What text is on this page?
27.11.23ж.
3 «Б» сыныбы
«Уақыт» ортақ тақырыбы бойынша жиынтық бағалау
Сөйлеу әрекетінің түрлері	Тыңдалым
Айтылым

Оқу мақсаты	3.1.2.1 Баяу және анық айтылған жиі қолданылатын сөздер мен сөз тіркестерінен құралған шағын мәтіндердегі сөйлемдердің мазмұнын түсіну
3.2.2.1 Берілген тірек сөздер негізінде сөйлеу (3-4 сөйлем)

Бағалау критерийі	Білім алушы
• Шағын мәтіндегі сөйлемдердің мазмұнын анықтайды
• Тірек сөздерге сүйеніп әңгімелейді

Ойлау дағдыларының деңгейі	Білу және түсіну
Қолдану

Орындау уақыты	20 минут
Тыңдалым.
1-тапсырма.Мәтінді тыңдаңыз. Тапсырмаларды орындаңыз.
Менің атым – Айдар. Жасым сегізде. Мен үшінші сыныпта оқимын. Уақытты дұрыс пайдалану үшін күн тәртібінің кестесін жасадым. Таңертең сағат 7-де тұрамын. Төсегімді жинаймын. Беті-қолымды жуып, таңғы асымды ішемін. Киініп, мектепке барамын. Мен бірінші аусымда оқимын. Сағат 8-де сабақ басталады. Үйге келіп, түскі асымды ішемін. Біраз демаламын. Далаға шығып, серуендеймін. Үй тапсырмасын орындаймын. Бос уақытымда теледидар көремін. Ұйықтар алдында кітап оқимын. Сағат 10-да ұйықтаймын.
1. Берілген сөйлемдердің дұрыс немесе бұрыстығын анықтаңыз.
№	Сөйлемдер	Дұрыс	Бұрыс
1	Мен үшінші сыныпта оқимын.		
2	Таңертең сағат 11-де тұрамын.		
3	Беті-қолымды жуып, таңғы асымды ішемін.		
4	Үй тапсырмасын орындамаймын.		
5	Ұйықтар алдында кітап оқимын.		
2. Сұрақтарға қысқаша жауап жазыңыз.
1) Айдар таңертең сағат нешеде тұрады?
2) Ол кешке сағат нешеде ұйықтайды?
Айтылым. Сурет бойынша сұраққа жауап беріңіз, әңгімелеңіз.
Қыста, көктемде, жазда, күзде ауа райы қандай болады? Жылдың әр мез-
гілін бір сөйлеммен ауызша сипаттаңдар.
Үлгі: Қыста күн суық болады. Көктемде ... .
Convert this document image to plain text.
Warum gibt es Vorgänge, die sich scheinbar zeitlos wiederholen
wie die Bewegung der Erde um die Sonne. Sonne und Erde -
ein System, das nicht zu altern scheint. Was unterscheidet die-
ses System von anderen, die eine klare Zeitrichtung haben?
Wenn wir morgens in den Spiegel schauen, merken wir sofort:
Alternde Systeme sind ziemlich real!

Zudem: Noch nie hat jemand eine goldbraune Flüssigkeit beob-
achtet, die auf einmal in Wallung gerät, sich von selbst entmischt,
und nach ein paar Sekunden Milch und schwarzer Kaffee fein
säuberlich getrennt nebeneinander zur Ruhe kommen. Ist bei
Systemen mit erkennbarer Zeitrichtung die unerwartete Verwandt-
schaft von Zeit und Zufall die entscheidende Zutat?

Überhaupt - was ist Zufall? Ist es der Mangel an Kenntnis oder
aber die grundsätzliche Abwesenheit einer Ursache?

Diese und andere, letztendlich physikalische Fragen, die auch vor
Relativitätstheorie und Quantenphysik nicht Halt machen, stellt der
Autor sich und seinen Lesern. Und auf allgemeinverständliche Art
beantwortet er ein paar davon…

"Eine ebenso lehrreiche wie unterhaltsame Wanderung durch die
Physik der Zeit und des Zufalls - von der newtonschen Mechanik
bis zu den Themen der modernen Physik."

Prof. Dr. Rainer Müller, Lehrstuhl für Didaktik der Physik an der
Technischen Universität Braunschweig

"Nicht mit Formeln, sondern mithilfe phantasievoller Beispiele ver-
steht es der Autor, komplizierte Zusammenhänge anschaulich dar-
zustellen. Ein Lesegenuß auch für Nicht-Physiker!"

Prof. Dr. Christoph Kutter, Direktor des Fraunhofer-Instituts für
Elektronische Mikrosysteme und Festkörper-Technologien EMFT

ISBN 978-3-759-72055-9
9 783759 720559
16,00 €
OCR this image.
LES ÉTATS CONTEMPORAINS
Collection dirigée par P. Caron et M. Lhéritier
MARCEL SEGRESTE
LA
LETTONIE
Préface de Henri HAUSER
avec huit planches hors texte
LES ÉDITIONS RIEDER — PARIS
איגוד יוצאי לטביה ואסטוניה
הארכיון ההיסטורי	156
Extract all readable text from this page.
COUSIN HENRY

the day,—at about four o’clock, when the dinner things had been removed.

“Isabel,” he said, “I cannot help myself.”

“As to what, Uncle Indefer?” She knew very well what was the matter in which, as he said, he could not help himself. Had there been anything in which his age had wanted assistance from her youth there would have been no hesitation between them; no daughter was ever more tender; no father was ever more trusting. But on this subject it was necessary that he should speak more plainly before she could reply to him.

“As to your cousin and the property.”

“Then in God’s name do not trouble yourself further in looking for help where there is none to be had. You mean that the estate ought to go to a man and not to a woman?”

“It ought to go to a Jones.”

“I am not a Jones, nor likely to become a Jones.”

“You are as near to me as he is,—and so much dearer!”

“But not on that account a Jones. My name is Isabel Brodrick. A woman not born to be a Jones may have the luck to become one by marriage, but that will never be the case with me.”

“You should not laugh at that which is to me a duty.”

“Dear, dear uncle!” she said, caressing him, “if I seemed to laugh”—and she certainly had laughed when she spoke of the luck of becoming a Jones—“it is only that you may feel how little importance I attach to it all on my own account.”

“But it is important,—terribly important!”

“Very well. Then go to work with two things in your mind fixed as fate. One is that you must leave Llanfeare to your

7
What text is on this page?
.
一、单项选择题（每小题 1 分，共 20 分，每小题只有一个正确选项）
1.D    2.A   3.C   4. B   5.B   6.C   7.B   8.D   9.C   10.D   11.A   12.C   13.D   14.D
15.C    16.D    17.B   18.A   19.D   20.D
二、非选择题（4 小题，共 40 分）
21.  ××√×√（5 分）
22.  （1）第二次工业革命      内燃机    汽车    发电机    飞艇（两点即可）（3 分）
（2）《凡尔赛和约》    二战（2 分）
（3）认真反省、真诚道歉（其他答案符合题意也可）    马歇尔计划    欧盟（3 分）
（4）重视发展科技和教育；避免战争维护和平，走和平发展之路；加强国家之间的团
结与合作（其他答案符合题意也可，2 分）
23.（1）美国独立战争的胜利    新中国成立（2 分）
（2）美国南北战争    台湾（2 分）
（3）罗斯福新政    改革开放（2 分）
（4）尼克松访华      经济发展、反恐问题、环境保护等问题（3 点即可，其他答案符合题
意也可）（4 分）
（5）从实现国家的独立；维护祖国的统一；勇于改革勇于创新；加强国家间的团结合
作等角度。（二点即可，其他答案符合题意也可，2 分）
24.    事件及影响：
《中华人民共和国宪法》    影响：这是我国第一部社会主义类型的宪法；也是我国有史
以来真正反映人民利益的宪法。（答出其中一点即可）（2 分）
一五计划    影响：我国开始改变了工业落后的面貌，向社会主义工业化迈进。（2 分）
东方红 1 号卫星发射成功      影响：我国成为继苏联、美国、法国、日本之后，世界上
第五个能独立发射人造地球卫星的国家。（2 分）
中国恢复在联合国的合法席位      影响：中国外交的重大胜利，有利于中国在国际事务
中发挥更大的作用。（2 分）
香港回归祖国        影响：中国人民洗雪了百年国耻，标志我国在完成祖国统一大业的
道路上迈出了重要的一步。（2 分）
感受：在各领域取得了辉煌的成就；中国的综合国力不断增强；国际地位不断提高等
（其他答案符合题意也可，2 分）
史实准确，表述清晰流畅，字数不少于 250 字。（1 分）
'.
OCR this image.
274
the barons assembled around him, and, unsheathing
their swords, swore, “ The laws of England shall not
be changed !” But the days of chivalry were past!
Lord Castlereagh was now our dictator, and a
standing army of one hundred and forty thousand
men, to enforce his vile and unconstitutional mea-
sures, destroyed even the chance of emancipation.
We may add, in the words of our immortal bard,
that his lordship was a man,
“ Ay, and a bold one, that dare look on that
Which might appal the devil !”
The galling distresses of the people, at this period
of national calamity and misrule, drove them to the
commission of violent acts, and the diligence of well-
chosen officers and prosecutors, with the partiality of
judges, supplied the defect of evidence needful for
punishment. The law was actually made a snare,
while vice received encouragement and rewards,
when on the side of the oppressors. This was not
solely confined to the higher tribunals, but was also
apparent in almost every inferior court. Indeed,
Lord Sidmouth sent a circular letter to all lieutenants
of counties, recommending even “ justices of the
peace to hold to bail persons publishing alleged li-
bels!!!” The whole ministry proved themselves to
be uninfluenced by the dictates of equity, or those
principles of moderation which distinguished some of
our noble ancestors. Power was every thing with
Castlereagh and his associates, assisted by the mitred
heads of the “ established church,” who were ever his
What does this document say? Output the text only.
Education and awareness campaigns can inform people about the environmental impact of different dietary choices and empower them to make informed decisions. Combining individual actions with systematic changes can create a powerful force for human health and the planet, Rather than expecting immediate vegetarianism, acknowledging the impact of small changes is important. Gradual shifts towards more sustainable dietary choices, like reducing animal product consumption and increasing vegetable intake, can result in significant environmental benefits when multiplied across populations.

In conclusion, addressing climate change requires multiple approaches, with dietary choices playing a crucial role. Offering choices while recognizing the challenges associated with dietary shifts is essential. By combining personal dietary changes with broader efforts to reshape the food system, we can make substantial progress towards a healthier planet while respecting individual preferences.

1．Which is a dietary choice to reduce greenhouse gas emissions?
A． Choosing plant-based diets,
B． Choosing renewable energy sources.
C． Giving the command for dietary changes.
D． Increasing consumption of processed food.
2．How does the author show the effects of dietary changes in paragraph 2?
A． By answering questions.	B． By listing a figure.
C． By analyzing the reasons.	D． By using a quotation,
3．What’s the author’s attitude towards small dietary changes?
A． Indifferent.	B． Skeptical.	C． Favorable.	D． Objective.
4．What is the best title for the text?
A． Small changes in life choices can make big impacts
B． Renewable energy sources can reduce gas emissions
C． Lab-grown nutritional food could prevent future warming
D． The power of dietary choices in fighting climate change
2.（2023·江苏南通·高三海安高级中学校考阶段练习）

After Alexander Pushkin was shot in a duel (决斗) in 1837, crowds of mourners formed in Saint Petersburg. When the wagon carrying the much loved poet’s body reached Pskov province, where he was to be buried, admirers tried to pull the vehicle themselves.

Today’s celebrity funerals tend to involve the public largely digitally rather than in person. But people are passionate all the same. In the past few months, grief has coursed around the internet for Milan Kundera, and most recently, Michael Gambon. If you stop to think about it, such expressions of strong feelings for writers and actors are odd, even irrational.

::::

What to work on
Tally the lines holding the string "Қыста" and give only the count.

Exercise answer
2